Prompt: Copy each line in which the string "такъ" occurs.

►

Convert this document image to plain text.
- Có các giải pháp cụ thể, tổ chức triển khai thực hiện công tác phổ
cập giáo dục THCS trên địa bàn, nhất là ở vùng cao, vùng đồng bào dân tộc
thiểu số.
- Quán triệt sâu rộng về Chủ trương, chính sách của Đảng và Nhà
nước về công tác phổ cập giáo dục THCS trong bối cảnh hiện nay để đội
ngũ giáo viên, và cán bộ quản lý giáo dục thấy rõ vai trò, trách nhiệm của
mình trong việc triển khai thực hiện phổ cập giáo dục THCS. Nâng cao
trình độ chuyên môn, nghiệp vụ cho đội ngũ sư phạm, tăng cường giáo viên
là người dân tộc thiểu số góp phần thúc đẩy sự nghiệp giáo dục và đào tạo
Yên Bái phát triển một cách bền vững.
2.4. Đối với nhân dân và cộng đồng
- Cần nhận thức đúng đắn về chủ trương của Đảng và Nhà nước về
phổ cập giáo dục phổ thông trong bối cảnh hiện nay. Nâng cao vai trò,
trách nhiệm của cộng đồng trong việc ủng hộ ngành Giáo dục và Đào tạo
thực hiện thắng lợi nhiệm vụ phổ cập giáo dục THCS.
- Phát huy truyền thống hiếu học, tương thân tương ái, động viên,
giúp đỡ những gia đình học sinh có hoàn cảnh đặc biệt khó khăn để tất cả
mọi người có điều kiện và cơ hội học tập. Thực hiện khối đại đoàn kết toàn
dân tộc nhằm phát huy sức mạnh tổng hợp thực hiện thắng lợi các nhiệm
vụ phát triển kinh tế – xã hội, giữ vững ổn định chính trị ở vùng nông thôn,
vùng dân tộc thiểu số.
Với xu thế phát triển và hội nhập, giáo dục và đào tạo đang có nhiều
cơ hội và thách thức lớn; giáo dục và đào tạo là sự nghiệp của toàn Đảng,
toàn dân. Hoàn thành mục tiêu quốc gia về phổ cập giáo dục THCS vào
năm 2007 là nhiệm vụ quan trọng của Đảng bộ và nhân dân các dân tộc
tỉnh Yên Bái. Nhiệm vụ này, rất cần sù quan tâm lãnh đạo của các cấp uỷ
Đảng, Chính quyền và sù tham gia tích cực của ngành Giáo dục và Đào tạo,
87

◄
►

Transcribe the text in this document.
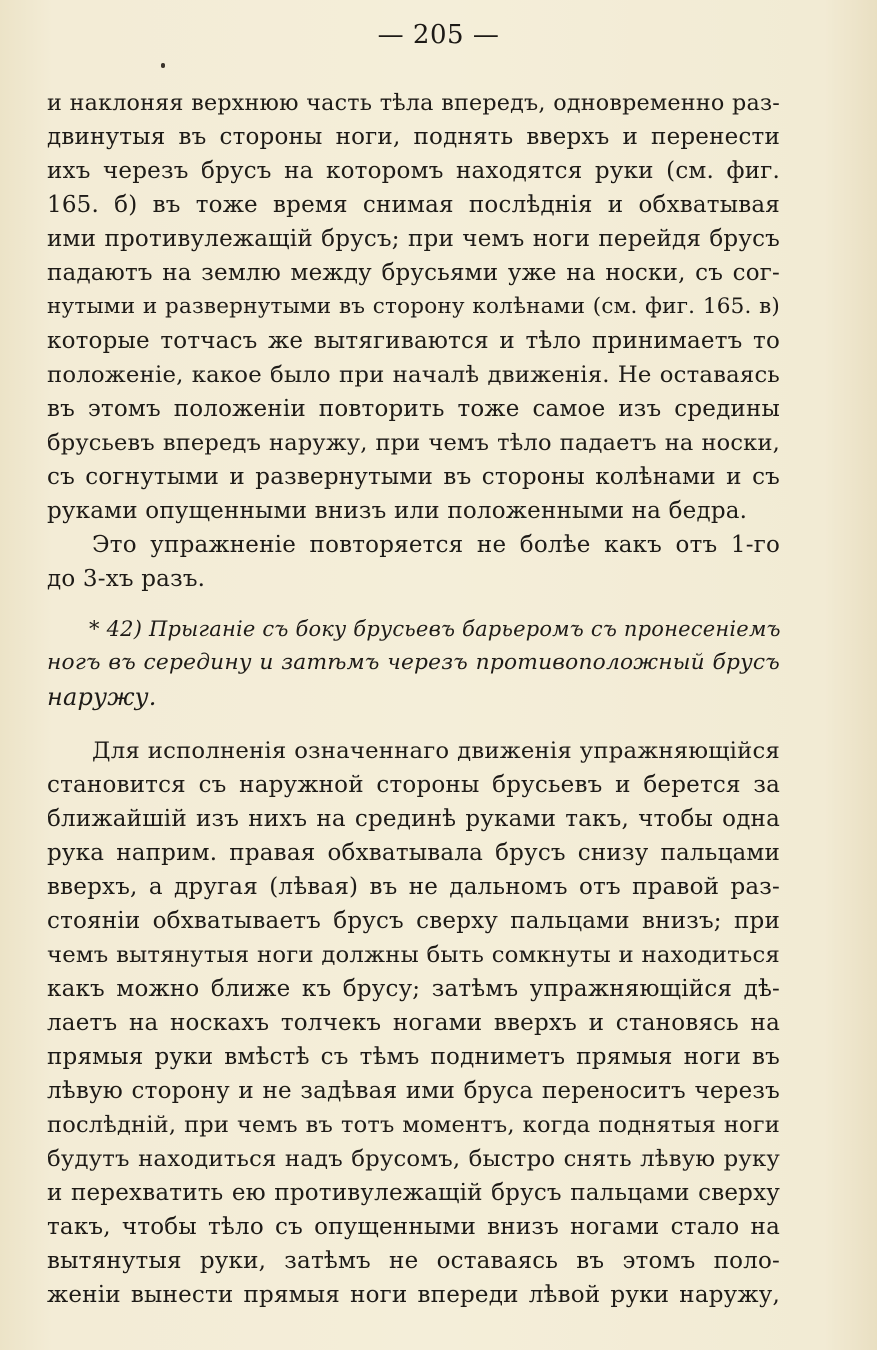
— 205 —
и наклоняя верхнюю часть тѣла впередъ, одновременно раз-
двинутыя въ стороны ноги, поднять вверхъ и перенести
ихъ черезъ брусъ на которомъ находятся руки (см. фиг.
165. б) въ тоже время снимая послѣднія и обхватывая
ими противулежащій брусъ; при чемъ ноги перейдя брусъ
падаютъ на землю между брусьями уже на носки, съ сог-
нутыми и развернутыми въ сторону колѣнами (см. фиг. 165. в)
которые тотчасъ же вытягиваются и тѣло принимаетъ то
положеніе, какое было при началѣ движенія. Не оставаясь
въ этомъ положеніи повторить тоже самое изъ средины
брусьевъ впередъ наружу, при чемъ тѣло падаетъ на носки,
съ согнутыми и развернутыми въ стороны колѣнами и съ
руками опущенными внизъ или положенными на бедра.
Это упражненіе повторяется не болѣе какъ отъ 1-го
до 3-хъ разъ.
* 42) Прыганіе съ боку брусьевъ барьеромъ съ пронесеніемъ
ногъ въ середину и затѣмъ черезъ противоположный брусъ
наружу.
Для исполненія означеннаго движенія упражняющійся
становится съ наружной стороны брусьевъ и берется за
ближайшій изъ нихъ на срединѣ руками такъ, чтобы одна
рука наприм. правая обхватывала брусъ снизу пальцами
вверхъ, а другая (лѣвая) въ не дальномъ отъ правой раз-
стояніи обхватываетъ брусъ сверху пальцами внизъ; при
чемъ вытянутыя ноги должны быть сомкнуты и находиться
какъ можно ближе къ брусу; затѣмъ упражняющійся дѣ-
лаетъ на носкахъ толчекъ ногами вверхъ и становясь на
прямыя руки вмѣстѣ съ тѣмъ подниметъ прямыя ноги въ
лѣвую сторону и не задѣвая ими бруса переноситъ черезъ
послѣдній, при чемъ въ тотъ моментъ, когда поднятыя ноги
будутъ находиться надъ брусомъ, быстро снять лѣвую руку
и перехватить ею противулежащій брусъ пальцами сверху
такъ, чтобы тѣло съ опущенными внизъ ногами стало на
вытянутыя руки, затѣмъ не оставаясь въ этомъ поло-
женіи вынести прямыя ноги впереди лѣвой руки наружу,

◄

Result of this exercise:
ближайшій изъ нихъ на срединѣ руками такъ, чтобы одна
такъ, чтобы тѣло съ опущенными внизъ ногами стало на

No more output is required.